SUPPLIED TEXT
-- Start --

Line of Moscow metro

The Zamoskvoretskaya line (Замоскворе́цкая ли́ния, /ru/), formerly Gorkovsko–Zamoskvoretskaya (Го́рьковско-Замоскворе́цкая) (Line 2; Green Line), is a line of the Moscow Metro in the Moscow Oblast of Russia. Opened in 1938, chronologically it became the third line in the metro system despite being labeled second. There are 24 stations on the Zamoskvoretskaya line, and it spans 42.8 km, roughly crossing Moscow in a north–south direction. A normal trip along the entire line takes 55 minutes, with the trains on the line averaging 42 km/h. While most of the line is underground, there are some pockets of surface-level or above-ground track, mainly at the point where the line crosses the Moskva River. Many of the line's stations are renowned for their grand interiors and intricate architectural features and have been classified as objects of cultural heritage.

==History==
The first stage of the line followed Moscow's busiest transport artery the Leningradsky Prospekt or as it moves into the centre the Tverskaya Street (formally Gorkovskaya hence the original name), and connected the northwestern districts of Aeroport and Begovoy along with the Belorussky Rail Terminal with the city centre in 1938.

The second stage, construction of which continued uninterrupted during the World War II, opened in 1943 and followed the Red Square south under the Moskva River into the dense district of Zamoskvorechye (hence the current name) and then onto the Paveletsky Rail Terminal and more significantly the Stalin Factory (ZiS) in the southeast of Moscow.

-- End --

[Stored data]
-- Start --

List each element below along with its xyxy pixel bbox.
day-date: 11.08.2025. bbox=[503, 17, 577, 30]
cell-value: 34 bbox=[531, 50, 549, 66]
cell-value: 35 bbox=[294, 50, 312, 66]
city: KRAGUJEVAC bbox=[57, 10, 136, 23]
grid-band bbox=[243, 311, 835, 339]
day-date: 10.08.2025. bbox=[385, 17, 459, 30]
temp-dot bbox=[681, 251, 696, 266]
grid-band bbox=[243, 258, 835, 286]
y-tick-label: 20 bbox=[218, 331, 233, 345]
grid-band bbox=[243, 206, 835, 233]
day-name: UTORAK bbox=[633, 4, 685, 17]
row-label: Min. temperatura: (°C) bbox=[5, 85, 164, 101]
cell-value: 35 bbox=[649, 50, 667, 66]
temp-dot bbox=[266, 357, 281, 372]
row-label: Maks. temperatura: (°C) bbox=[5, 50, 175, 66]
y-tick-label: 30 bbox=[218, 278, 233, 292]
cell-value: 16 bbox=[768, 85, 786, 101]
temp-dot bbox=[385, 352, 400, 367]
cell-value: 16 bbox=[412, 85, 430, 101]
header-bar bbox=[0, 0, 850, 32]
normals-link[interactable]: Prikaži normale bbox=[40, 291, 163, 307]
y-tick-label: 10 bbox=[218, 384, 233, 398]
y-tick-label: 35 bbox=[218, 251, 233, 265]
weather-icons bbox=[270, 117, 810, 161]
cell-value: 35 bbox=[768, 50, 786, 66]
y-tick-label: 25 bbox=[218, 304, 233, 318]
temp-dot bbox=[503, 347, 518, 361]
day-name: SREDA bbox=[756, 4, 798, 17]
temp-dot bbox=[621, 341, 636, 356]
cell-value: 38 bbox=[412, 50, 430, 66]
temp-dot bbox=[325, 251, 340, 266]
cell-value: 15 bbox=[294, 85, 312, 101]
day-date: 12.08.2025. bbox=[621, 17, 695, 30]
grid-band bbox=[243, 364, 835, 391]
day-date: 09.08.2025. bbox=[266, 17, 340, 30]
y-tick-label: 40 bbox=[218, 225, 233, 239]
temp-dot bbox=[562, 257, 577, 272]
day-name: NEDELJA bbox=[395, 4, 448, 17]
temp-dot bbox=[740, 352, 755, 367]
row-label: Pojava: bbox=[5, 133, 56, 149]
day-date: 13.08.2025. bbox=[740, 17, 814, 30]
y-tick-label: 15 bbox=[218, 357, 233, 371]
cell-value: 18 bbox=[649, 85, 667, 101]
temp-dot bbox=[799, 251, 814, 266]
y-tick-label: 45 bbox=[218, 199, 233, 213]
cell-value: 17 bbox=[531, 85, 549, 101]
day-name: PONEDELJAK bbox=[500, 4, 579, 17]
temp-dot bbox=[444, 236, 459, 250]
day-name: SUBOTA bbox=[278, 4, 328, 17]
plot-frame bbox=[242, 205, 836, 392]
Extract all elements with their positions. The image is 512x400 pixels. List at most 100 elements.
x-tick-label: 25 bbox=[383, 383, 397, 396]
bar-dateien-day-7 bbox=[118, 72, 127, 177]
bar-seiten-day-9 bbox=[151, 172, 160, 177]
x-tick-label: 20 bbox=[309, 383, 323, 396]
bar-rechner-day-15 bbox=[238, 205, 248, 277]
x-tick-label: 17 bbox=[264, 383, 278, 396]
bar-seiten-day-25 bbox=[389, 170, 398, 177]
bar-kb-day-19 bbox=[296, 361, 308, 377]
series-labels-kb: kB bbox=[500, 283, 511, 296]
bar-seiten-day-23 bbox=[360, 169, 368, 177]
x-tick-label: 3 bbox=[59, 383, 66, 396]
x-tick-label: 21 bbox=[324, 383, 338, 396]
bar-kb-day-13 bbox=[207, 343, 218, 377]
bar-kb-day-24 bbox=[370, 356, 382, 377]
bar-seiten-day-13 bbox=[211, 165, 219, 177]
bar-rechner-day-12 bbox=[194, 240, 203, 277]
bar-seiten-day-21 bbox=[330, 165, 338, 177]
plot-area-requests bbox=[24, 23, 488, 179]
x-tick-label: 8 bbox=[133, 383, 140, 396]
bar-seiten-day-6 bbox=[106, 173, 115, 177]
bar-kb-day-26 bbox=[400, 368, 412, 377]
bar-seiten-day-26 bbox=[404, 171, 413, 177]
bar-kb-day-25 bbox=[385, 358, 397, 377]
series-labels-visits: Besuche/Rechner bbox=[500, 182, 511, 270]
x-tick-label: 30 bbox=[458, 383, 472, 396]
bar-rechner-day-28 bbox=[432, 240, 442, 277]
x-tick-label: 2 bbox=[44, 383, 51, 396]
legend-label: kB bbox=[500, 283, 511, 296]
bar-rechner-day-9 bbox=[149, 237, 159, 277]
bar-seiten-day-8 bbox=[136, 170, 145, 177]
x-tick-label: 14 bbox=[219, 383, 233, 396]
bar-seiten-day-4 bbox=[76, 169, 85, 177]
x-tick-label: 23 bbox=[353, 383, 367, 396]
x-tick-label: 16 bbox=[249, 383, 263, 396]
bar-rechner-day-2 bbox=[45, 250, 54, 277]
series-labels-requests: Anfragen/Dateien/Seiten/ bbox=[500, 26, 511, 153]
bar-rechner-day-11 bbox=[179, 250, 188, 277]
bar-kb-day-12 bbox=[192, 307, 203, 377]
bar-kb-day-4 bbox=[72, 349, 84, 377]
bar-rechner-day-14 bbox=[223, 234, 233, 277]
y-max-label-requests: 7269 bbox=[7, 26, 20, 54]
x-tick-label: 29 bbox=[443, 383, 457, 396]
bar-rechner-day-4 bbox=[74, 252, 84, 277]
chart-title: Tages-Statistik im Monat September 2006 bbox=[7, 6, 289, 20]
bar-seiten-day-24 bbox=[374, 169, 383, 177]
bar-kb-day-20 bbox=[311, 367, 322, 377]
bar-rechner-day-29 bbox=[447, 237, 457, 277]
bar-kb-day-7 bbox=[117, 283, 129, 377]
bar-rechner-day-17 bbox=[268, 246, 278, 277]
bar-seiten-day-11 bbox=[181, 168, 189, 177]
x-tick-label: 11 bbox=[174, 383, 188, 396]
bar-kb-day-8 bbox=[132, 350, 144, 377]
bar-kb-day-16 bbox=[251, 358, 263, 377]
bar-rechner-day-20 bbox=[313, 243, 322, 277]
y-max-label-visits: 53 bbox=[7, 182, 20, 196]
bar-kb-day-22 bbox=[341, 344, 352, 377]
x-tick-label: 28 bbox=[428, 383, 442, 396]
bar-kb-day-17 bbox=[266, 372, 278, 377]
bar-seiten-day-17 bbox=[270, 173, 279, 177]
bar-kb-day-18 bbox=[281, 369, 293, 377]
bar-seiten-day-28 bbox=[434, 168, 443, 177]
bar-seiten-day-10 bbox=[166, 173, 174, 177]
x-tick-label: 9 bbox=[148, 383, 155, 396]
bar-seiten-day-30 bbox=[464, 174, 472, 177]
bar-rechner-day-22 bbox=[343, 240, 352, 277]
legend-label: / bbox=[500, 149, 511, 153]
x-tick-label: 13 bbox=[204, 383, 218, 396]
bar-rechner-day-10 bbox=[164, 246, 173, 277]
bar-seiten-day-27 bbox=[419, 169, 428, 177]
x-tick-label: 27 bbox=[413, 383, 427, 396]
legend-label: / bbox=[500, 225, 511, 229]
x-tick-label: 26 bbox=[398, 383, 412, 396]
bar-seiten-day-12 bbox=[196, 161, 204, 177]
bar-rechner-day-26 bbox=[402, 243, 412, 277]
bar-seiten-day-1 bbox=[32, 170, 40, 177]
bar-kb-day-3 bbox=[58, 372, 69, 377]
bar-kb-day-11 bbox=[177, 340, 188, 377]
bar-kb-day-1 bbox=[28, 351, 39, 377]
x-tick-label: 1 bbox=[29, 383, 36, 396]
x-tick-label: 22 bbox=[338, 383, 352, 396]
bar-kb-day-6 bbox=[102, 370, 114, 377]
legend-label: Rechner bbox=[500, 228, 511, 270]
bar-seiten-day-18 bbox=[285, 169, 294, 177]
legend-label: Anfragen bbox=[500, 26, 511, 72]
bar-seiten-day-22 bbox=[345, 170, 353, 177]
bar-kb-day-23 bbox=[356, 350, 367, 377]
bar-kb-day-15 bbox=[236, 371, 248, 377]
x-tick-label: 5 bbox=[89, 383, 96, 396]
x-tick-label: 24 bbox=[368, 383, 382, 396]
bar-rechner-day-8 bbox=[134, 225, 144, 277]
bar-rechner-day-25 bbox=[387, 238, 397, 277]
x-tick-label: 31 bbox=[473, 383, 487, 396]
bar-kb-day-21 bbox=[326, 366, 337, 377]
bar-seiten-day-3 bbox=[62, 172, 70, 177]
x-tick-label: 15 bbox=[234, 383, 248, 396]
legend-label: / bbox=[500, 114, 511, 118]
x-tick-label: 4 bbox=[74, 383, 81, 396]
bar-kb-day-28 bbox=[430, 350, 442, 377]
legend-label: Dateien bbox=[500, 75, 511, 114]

-- End --

WHAT THIS TASK INVOLVES
Carry on the text about the Zamoskvoretskaya line of the Moscow Metro from the point where it stops. These lines were taken from a separate source.

ANSWER FOR THIS EXERCISE
Several more extensions were to take place including the northern one following the Leningrad Highway and the Moscow Canal into the Northern River Port in 1964. In 1969, the line was extended south towards Nagatino industrial district and the Kolomenskoye park, ultimately reaching Chertanovo Severnoye. In 1979, Tverskaya station was opened on the central segment of Zamoskvoretskaya line, linking it to Tagansko-Krasnopresnenskaya line and later Serpukhovsko-Timiryazevskaya line via transfers to Pushkinskaya and Chekhovskaya stations, respectively.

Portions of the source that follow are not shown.